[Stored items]
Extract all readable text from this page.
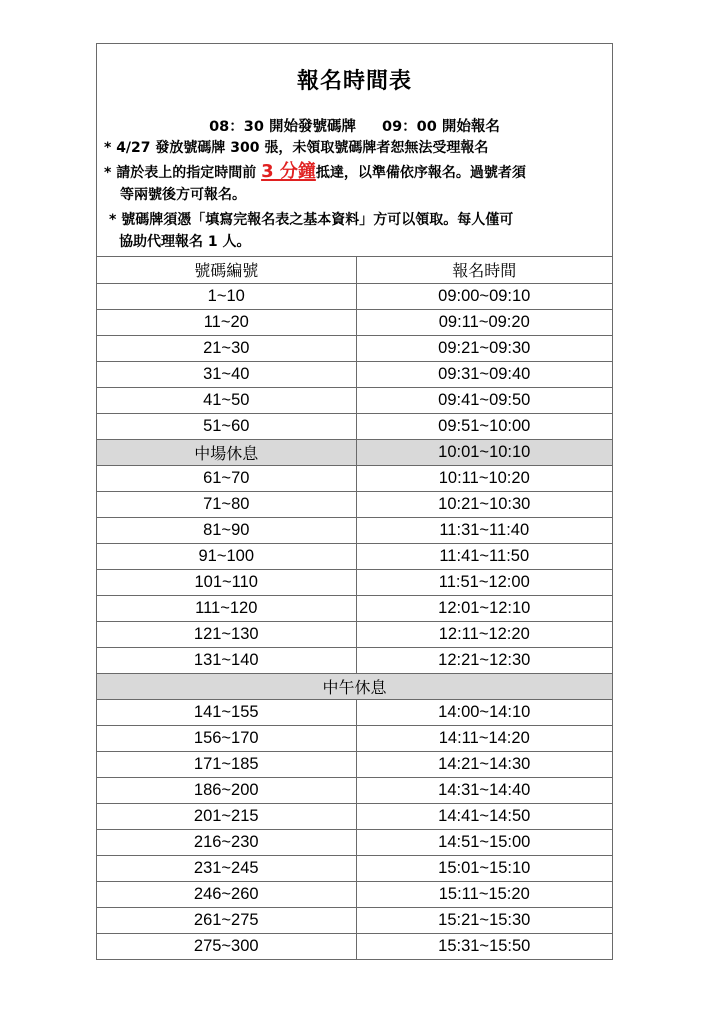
報名時間表
08：30 開始發號碼牌 09：00 開始報名
* 4/27 發放號碼牌 300 張，未領取號碼牌者恕無法受理報名
* 請於表上的指定時間前 3 分鐘抵達，以準備依序報名。過號者須
等兩號後方可報名。
* 號碼牌須憑「填寫完報名表之基本資料」方可以領取。每人僅可
協助代理報名 1 人。
號碼編號	報名時間
1~10	09:00~09:10
11~20	09:11~09:20
21~30	09:21~09:30
31~40	09:31~09:40
41~50	09:41~09:50
51~60	09:51~10:00
中場休息	10:01~10:10
61~70	10:11~10:20
71~80	10:21~10:30
81~90	11:31~11:40
91~100	11:41~11:50
101~110	11:51~12:00
111~120	12:01~12:10
121~130	12:11~12:20
131~140	12:21~12:30
中午休息	
141~155	14:00~14:10
156~170	14:11~14:20
171~185	14:21~14:30
186~200	14:31~14:40
201~215	14:41~14:50
216~230	14:51~15:00
231~245	15:01~15:10
246~260	15:11~15:20
261~275	15:21~15:30
275~300	15:31~15:50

Directive - Leave out the pictures, and give all the records again exactly.

Solution for this exercise -
Extract all readable text from this page.
報名時間表
08：30 開始發號碼牌 09：00 開始報名
* 4/27 發放號碼牌 300 張，未領取號碼牌者恕無法受理報名
* 請於表上的指定時間前 3 分鐘抵達，以準備依序報名。過號者須
等兩號後方可報名。
* 號碼牌須憑「填寫完報名表之基本資料」方可以領取。每人僅可
協助代理報名 1 人。
號碼編號	報名時間
1~10	09:00~09:10
11~20	09:11~09:20
21~30	09:21~09:30
31~40	09:31~09:40
41~50	09:41~09:50
51~60	09:51~10:00
中場休息	10:01~10:10
61~70	10:11~10:20
71~80	10:21~10:30
81~90	11:31~11:40
91~100	11:41~11:50
101~110	11:51~12:00
111~120	12:01~12:10
121~130	12:11~12:20
131~140	12:21~12:30
中午休息	
141~155	14:00~14:10
156~170	14:11~14:20
171~185	14:21~14:30
186~200	14:31~14:40
201~215	14:41~14:50
216~230	14:51~15:00
231~245	15:01~15:10
246~260	15:11~15:20
261~275	15:21~15:30
275~300	15:31~15:50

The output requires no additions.